Dataset excerpt
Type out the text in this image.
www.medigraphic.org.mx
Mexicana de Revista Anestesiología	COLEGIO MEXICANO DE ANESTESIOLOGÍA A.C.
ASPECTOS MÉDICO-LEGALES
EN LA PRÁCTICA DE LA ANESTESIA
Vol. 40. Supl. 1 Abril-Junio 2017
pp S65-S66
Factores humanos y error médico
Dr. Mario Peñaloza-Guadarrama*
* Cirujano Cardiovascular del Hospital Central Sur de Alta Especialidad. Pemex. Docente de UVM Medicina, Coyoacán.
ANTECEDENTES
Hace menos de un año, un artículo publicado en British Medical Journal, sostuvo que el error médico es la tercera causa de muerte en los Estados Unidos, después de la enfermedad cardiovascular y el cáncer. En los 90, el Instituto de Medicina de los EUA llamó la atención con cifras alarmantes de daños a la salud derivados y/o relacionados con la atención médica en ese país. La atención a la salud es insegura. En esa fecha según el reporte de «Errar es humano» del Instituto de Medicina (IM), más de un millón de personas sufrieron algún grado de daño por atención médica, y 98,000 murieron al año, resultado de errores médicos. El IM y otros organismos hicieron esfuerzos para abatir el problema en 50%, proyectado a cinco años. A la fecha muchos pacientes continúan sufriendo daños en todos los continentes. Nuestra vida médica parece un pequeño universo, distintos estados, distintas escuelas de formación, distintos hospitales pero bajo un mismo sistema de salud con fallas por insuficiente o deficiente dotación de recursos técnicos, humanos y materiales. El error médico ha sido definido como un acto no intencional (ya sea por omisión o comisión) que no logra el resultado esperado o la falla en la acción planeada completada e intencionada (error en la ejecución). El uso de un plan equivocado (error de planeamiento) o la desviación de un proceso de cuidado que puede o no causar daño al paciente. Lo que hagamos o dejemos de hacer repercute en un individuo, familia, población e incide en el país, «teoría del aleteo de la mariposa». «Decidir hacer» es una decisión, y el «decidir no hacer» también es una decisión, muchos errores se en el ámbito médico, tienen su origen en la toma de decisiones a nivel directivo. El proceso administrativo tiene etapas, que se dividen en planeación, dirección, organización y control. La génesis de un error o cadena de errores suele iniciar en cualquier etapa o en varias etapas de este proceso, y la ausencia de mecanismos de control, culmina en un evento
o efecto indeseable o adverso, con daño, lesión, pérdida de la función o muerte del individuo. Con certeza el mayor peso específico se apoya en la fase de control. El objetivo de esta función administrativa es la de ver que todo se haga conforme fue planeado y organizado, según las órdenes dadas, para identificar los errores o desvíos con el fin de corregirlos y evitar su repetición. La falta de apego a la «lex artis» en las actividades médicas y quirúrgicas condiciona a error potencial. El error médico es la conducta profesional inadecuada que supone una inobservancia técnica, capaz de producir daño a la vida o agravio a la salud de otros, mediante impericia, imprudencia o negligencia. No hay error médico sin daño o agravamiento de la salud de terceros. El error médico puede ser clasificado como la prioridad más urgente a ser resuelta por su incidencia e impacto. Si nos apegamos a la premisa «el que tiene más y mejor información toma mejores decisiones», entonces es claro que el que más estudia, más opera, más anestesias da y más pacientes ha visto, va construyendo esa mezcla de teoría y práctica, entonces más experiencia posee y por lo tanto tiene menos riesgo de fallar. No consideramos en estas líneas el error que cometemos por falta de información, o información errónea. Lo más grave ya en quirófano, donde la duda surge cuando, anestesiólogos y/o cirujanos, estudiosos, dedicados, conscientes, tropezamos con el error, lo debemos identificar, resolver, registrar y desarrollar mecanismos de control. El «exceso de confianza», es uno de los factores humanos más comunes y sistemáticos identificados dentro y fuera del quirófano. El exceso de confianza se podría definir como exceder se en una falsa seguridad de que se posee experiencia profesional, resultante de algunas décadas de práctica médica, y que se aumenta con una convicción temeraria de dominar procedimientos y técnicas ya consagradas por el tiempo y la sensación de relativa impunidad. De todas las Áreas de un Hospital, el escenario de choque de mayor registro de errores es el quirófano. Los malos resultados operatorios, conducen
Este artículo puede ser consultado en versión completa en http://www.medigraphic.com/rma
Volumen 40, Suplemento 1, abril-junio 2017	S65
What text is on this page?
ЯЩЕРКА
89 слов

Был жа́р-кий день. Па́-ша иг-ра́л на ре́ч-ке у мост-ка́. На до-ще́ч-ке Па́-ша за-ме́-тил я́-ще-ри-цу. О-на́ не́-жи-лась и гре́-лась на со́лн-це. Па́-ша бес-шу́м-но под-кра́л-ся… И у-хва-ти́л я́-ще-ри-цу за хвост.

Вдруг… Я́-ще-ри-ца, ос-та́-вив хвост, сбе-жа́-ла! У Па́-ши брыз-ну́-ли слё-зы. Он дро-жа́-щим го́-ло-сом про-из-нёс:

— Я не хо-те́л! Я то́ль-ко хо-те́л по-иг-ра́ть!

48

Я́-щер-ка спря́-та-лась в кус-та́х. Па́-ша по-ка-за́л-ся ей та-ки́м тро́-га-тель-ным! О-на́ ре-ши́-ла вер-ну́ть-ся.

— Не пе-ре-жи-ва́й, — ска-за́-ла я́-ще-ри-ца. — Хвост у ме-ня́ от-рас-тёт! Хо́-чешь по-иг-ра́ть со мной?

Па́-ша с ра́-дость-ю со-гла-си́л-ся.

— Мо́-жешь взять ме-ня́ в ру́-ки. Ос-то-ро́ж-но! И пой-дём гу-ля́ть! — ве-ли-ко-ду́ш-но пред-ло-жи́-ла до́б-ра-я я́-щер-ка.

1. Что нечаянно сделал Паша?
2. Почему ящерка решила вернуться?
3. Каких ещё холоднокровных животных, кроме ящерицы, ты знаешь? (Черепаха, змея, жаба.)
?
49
* * *
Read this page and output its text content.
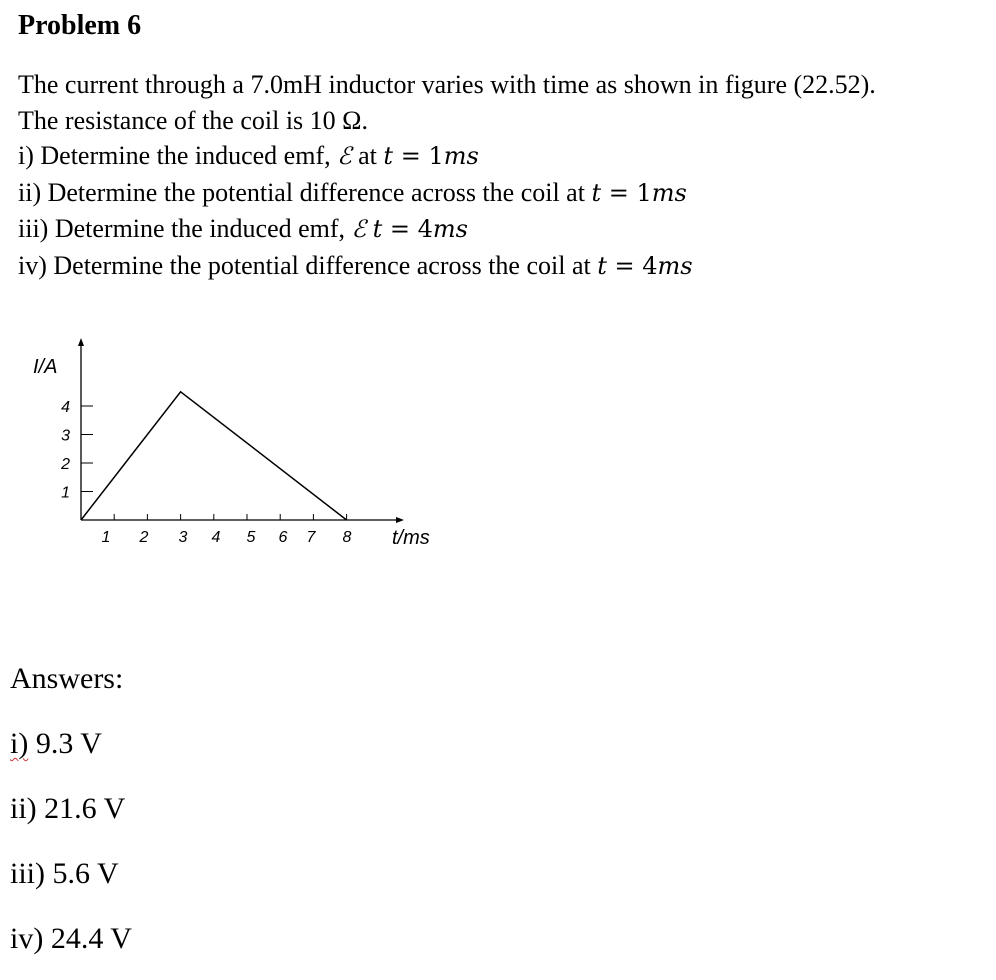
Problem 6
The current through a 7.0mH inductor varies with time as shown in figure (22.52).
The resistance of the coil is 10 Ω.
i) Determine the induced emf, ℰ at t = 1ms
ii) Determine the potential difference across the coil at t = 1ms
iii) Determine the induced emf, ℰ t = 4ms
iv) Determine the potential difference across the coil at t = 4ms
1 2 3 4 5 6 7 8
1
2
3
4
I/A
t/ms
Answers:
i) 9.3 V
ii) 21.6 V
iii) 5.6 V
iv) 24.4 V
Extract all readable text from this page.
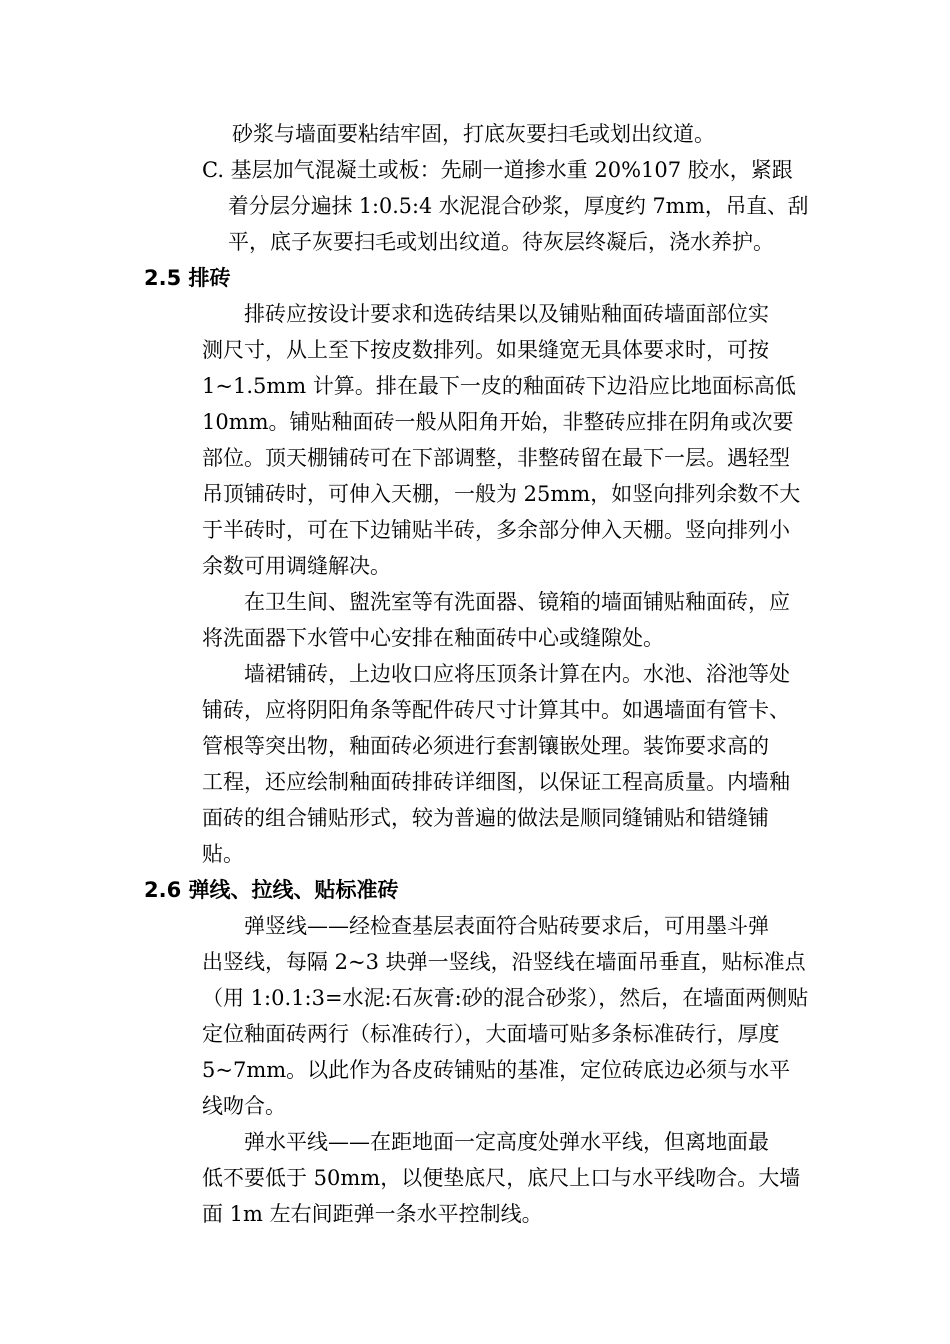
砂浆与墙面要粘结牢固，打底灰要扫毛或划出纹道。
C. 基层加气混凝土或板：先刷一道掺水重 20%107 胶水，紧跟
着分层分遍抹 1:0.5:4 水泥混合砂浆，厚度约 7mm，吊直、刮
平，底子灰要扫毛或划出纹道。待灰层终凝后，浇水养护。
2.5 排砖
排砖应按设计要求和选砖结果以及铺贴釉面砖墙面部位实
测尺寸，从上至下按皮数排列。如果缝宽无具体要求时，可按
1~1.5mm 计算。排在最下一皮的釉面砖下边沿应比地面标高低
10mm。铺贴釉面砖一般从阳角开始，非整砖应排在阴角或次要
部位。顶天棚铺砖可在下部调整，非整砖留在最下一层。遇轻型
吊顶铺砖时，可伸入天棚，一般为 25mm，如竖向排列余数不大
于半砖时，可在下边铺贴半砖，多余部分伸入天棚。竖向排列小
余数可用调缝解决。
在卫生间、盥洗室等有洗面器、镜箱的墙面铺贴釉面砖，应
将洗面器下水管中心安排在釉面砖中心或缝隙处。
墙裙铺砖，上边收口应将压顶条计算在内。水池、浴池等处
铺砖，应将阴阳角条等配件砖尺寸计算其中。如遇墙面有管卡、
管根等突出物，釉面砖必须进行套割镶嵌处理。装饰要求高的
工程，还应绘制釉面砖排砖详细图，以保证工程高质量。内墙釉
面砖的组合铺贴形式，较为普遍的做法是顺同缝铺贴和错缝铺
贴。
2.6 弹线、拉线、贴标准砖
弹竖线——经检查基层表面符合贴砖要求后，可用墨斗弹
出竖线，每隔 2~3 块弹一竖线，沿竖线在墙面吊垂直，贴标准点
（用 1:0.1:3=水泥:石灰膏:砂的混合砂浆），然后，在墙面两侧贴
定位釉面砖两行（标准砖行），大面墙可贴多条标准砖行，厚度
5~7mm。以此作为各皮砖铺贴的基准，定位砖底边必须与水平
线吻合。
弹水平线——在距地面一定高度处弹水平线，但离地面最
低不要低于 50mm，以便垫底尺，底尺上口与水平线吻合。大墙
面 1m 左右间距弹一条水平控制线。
* * *
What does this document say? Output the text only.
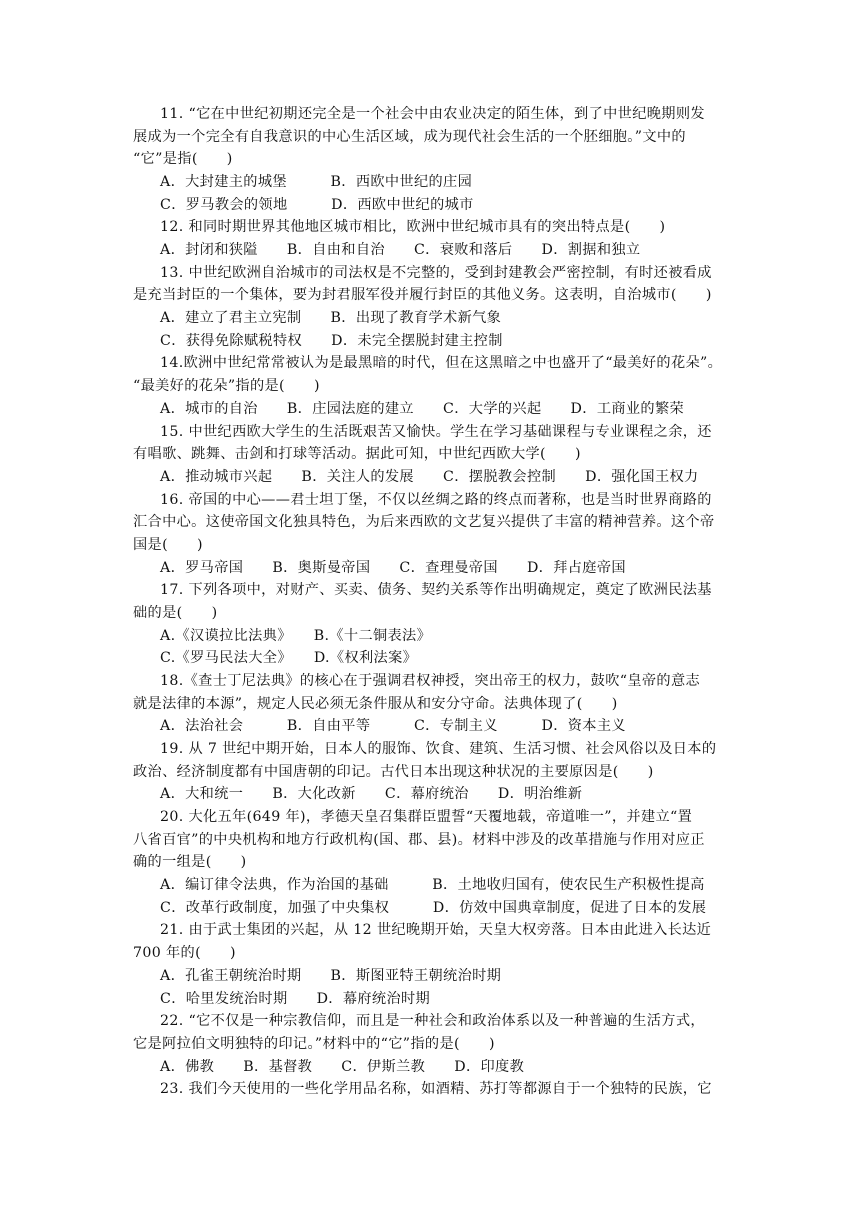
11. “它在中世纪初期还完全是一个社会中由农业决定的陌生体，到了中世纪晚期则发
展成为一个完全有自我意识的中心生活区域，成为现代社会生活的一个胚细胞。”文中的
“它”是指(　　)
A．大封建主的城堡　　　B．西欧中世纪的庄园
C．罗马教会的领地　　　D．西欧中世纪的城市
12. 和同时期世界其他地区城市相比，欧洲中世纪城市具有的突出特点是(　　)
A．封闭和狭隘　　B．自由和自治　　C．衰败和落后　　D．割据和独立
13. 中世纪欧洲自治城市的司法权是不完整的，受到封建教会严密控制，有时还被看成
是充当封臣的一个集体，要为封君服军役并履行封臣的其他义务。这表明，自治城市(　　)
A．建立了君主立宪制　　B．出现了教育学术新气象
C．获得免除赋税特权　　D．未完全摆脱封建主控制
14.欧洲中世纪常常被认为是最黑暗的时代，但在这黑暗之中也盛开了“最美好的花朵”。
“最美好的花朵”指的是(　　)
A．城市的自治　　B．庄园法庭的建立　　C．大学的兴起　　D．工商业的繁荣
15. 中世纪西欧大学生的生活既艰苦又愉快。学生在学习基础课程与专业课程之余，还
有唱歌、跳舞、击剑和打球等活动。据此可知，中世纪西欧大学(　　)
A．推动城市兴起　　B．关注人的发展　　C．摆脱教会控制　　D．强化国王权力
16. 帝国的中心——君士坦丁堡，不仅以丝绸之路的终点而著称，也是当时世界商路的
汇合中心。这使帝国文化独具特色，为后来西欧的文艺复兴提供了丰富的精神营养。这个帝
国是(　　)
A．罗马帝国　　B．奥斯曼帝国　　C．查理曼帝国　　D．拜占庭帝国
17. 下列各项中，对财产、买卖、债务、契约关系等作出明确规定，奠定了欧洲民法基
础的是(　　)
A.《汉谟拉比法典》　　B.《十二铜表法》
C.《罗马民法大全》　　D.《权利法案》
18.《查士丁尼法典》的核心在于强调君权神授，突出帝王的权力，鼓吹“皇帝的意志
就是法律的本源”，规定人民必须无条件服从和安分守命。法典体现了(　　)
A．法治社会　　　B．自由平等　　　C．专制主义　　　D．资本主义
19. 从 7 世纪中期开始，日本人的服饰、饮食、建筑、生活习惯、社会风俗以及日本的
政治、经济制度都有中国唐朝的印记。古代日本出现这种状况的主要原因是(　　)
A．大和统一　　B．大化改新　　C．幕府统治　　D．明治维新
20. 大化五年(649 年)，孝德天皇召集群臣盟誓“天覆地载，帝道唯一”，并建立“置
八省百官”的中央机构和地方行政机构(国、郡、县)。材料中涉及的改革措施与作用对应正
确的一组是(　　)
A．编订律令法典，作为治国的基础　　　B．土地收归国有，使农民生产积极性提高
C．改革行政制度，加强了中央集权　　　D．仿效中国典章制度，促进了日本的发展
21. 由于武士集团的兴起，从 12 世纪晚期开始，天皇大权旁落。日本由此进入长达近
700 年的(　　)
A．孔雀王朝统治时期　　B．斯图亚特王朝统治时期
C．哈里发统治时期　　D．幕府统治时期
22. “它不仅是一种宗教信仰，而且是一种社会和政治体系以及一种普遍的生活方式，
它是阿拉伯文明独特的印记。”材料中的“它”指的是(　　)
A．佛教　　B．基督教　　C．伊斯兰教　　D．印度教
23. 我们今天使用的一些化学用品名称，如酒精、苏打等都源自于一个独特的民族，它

> _Work required_
Your task is to report how many lines of the material include the string "potential". Give the number and no other words.

> _Written response_
2